(Figure record extracts)
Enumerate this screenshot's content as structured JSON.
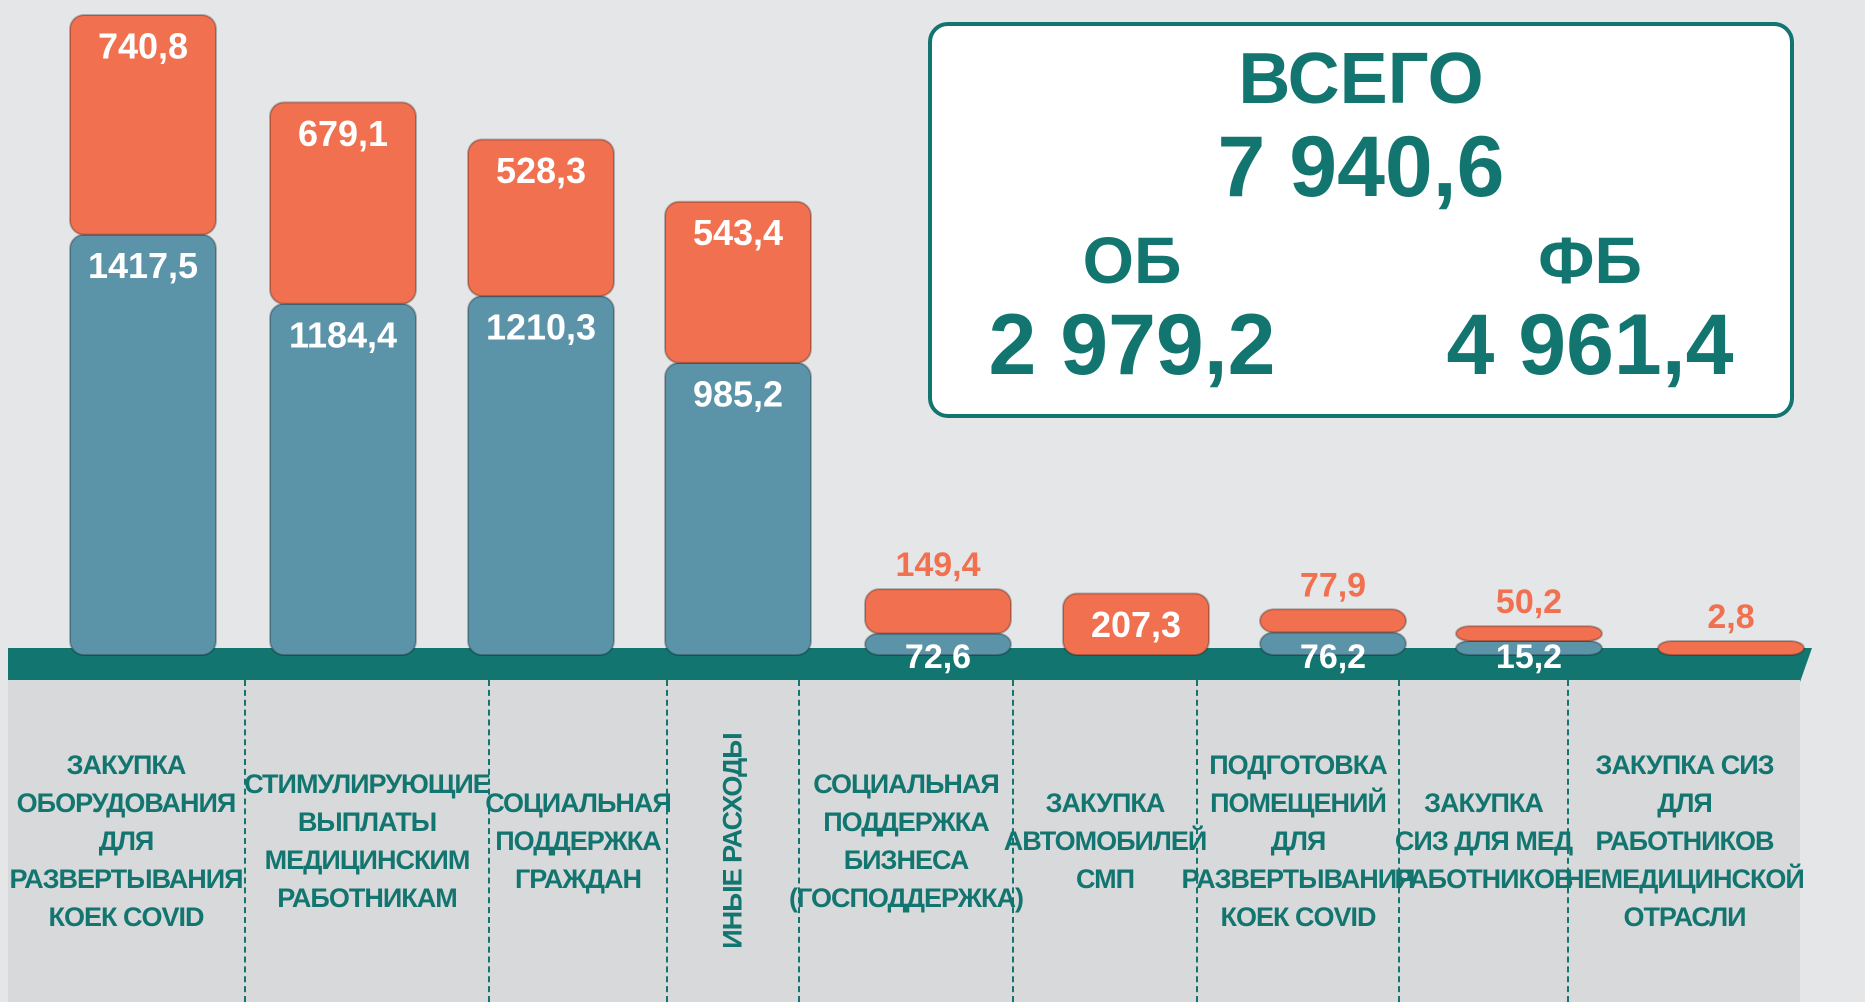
{
  "chart_data": {
    "type": "bar",
    "categories": [
      "ЗАКУПКА ОБОРУДОВАНИЯ ДЛЯ РАЗВЕРТЫВАНИЯ КОЕК COVID",
      "СТИМУЛИРУЮЩИЕ ВЫПЛАТЫ МЕДИЦИНСКИМ РАБОТНИКАМ",
      "СОЦИАЛЬНАЯ ПОДДЕРЖКА ГРАЖДАН",
      "ИНЫЕ РАСХОДЫ",
      "СОЦИАЛЬНАЯ ПОДДЕРЖКА БИЗНЕСА (ГОСПОДДЕРЖКА)",
      "ЗАКУПКА АВТОМОБИЛЕЙ СМП",
      "ПОДГОТОВКА ПОМЕЩЕНИЙ ДЛЯ РАЗВЕРТЫВАНИЯ КОЕК COVID",
      "ЗАКУПКА СИЗ ДЛЯ МЕД РАБОТНИКОВ",
      "ЗАКУПКА СИЗ ДЛЯ РАБОТНИКОВ НЕМЕДИЦИНСКОЙ ОТРАСЛИ"
    ],
    "series": [
      {
        "color": "#5b93a8",
        "values": [
          1417.5,
          1184.4,
          1210.3,
          985.2,
          72.6,
          null,
          76.2,
          15.2,
          null
        ],
        "value_labels": [
          "1417,5",
          "1184,4",
          "1210,3",
          "985,2",
          "72,6",
          null,
          "76,2",
          "15,2",
          null
        ]
      },
      {
        "color": "#f0704f",
        "values": [
          740.8,
          679.1,
          528.3,
          543.4,
          149.4,
          207.3,
          77.9,
          50.2,
          2.8
        ],
        "value_labels": [
          "740,8",
          "679,1",
          "528,3",
          "543,4",
          "149,4",
          "207,3",
          "77,9",
          "50,2",
          "2,8"
        ]
      }
    ]
  },
  "summary": {
    "total_label": "ВСЕГО",
    "total": "7 940,6",
    "ob_label": "ОБ",
    "ob": "2 979,2",
    "fb_label": "ФБ",
    "fb": "4 961,4"
  }
}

Work to complete → Copy out all the entries exactly. Images stay out of the copy.

Full output →
Enumerate this screenshot's content as structured JSON.
{
  "chart_data": {
    "type": "bar",
    "categories": [
      "ЗАКУПКА ОБОРУДОВАНИЯ ДЛЯ РАЗВЕРТЫВАНИЯ КОЕК COVID",
      "СТИМУЛИРУЮЩИЕ ВЫПЛАТЫ МЕДИЦИНСКИМ РАБОТНИКАМ",
      "СОЦИАЛЬНАЯ ПОДДЕРЖКА ГРАЖДАН",
      "ИНЫЕ РАСХОДЫ",
      "СОЦИАЛЬНАЯ ПОДДЕРЖКА БИЗНЕСА (ГОСПОДДЕРЖКА)",
      "ЗАКУПКА АВТОМОБИЛЕЙ СМП",
      "ПОДГОТОВКА ПОМЕЩЕНИЙ ДЛЯ РАЗВЕРТЫВАНИЯ КОЕК COVID",
      "ЗАКУПКА СИЗ ДЛЯ МЕД РАБОТНИКОВ",
      "ЗАКУПКА СИЗ ДЛЯ РАБОТНИКОВ НЕМЕДИЦИНСКОЙ ОТРАСЛИ"
    ],
    "series": [
      {
        "color": "#5b93a8",
        "values": [
          1417.5,
          1184.4,
          1210.3,
          985.2,
          72.6,
          null,
          76.2,
          15.2,
          null
        ],
        "value_labels": [
          "1417,5",
          "1184,4",
          "1210,3",
          "985,2",
          "72,6",
          null,
          "76,2",
          "15,2",
          null
        ]
      },
      {
        "color": "#f0704f",
        "values": [
          740.8,
          679.1,
          528.3,
          543.4,
          149.4,
          207.3,
          77.9,
          50.2,
          2.8
        ],
        "value_labels": [
          "740,8",
          "679,1",
          "528,3",
          "543,4",
          "149,4",
          "207,3",
          "77,9",
          "50,2",
          "2,8"
        ]
      }
    ]
  },
  "summary": {
    "total_label": "ВСЕГО",
    "total": "7 940,6",
    "ob_label": "ОБ",
    "ob": "2 979,2",
    "fb_label": "ФБ",
    "fb": "4 961,4"
  }
}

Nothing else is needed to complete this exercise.